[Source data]
************

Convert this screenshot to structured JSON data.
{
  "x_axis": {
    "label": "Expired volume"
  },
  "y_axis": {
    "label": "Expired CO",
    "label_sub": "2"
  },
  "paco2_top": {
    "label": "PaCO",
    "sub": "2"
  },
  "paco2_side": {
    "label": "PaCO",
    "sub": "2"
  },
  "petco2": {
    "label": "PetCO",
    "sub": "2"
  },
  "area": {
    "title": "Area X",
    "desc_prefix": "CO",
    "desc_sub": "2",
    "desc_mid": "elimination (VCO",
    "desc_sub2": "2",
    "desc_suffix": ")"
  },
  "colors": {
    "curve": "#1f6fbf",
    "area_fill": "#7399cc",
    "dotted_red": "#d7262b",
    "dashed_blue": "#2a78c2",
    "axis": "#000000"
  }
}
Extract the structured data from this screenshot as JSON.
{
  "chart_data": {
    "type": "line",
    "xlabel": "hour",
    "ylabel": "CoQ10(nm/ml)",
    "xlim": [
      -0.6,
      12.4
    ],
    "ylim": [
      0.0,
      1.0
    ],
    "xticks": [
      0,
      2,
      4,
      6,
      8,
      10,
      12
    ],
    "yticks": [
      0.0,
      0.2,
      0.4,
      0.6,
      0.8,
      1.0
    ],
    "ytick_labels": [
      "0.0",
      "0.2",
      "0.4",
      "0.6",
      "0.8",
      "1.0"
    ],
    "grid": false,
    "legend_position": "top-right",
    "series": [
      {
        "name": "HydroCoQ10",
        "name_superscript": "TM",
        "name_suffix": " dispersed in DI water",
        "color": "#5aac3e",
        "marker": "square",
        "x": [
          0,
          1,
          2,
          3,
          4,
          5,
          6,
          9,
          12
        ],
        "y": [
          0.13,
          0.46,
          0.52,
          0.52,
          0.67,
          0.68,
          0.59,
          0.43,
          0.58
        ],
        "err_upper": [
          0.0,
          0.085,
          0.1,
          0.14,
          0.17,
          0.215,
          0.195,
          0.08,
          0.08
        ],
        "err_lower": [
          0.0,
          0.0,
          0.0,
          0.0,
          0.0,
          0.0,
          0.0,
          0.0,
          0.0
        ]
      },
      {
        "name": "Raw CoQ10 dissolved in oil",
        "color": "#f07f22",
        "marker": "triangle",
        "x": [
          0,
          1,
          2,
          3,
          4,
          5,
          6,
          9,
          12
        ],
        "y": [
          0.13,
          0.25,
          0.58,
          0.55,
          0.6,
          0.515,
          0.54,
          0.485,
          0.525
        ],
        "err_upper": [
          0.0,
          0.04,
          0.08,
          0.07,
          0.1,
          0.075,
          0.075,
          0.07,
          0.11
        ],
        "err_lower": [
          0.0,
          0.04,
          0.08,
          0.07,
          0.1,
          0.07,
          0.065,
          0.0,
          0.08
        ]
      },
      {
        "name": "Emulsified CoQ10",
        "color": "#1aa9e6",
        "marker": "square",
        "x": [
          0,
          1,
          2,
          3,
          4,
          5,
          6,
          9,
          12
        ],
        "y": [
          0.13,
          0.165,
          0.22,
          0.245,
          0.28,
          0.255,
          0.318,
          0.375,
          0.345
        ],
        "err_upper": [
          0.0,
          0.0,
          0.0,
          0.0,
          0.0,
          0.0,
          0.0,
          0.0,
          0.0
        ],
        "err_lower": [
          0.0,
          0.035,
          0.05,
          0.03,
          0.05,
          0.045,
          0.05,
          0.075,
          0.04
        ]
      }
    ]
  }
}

************

Find how many lines of the material carry the string "screenshot". Only the number should be in the answer.

2